*Aim of the exercise:* Spot each line that carries the word "Toque"; copy those lines.

*Dataset records:*
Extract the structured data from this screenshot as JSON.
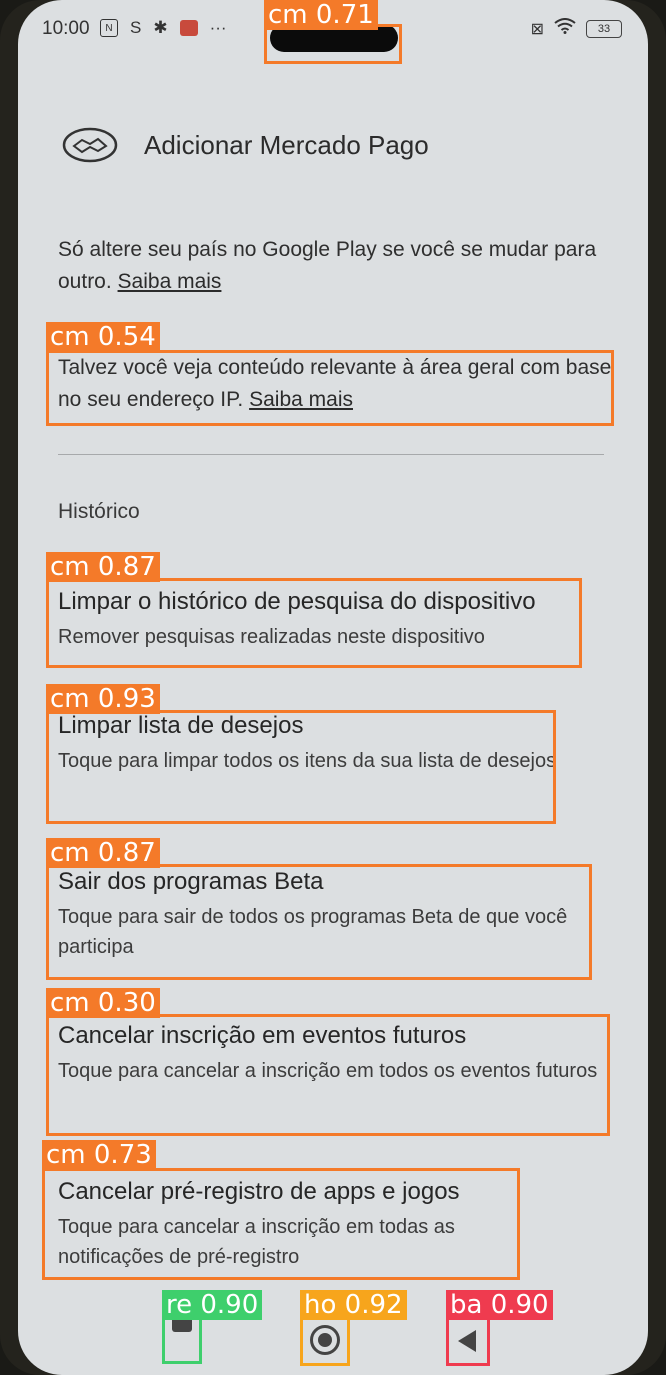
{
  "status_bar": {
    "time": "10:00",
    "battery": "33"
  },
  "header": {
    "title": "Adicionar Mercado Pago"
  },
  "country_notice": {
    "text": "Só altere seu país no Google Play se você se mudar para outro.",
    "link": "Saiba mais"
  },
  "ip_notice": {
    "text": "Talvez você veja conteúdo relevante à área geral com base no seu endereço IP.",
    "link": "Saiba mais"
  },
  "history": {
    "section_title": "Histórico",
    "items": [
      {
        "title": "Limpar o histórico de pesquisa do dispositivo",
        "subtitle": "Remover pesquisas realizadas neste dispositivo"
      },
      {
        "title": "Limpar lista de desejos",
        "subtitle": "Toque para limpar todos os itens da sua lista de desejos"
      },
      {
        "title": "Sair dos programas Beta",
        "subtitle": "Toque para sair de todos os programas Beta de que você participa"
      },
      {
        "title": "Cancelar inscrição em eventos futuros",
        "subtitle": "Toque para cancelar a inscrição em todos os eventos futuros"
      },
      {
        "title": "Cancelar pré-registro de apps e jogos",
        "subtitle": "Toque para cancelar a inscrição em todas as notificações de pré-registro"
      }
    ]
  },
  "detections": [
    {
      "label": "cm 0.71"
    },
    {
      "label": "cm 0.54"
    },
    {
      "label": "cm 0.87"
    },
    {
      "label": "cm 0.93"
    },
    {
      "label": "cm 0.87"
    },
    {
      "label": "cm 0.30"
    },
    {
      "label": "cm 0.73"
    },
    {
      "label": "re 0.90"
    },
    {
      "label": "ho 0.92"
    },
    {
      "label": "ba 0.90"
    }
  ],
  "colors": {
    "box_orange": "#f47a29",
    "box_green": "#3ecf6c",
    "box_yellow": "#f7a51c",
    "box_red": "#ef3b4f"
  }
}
---
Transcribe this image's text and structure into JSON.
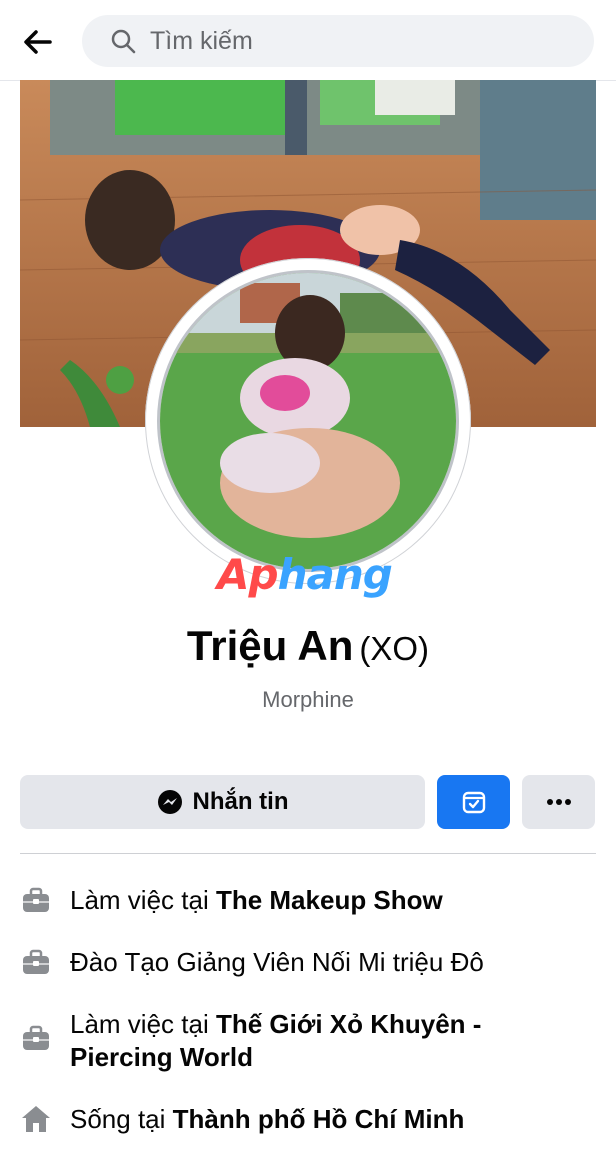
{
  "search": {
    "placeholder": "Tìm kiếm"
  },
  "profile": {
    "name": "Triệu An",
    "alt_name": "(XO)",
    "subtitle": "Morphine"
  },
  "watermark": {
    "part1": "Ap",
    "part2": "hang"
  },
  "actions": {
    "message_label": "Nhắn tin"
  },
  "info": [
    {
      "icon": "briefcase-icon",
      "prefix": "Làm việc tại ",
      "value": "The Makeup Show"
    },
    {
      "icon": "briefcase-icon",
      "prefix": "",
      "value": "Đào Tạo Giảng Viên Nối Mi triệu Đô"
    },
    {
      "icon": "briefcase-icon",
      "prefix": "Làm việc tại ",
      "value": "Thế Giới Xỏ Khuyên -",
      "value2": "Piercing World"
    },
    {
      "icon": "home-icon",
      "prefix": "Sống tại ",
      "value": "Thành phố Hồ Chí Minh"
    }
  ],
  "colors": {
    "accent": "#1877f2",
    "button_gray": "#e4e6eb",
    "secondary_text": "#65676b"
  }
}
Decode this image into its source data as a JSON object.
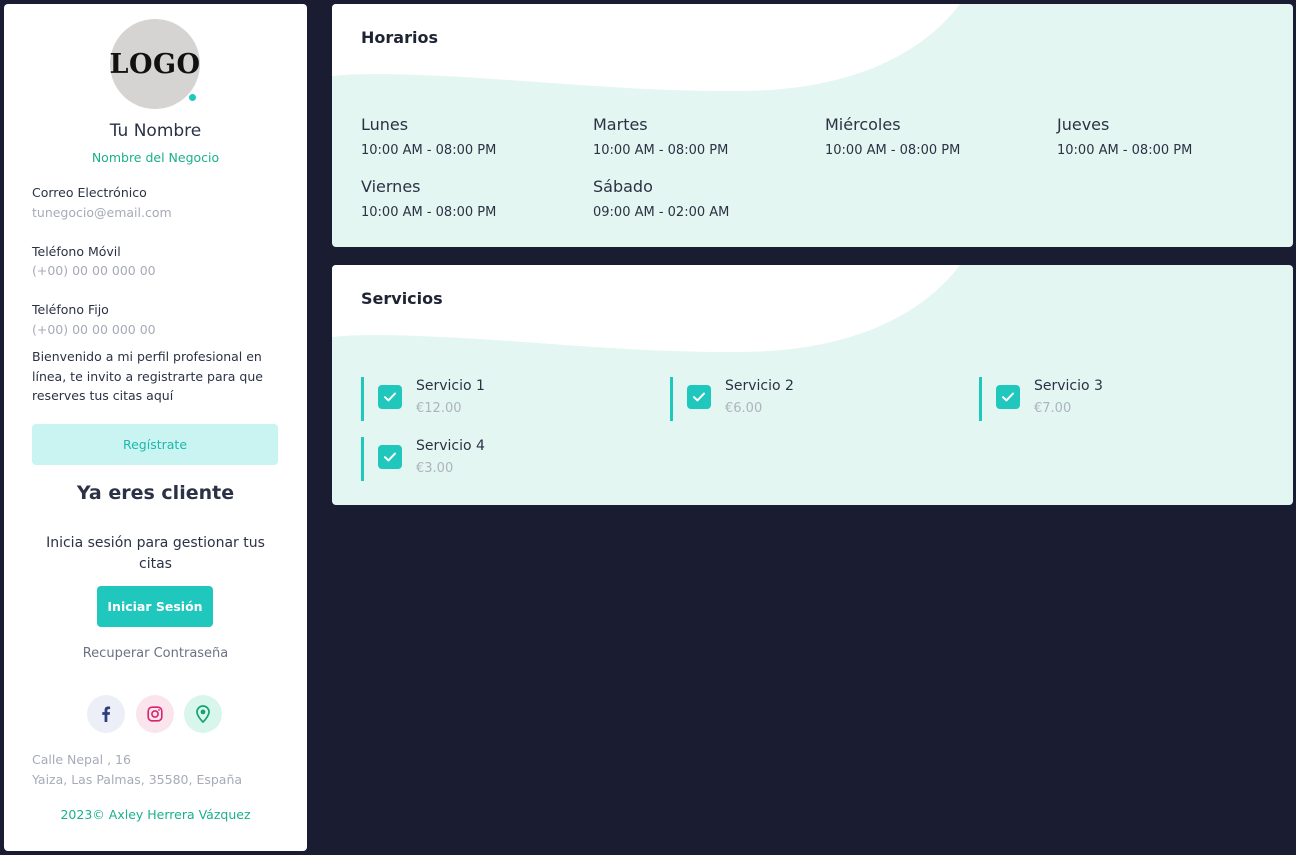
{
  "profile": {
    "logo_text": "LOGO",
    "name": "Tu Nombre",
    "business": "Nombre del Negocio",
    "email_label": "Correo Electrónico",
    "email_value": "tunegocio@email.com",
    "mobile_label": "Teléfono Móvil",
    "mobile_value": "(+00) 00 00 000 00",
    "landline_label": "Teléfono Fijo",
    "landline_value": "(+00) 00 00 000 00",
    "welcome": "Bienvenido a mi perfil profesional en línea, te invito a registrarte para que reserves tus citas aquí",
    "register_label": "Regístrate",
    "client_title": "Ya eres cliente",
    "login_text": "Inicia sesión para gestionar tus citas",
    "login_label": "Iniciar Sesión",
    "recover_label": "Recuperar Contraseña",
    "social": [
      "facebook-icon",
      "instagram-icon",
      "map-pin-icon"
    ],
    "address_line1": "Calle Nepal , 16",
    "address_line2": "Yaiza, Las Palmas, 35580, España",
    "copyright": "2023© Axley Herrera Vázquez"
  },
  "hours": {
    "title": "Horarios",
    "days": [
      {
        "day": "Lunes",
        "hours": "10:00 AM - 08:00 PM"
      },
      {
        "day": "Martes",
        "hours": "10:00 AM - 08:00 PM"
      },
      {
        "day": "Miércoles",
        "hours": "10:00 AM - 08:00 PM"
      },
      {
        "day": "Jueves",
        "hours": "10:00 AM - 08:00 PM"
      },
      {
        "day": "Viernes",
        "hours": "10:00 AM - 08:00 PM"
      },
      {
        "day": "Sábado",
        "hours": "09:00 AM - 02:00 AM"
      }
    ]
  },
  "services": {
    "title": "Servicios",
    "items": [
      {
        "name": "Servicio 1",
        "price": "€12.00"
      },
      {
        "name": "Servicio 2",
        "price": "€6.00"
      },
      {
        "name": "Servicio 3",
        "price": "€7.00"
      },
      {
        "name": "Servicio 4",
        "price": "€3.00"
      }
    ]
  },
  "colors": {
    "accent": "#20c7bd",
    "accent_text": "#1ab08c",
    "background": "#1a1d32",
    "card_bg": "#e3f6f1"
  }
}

*Written response:*
        "subtitle": "Toque para limpar todos os itens da sua lista de desejos"
        "subtitle": "Toque para sair de todos os programas Beta de que você participa"
        "subtitle": "Toque para cancelar a inscrição em todos os eventos futuros"
        "subtitle": "Toque para cancelar a inscrição em todas as notificações de pré-registro"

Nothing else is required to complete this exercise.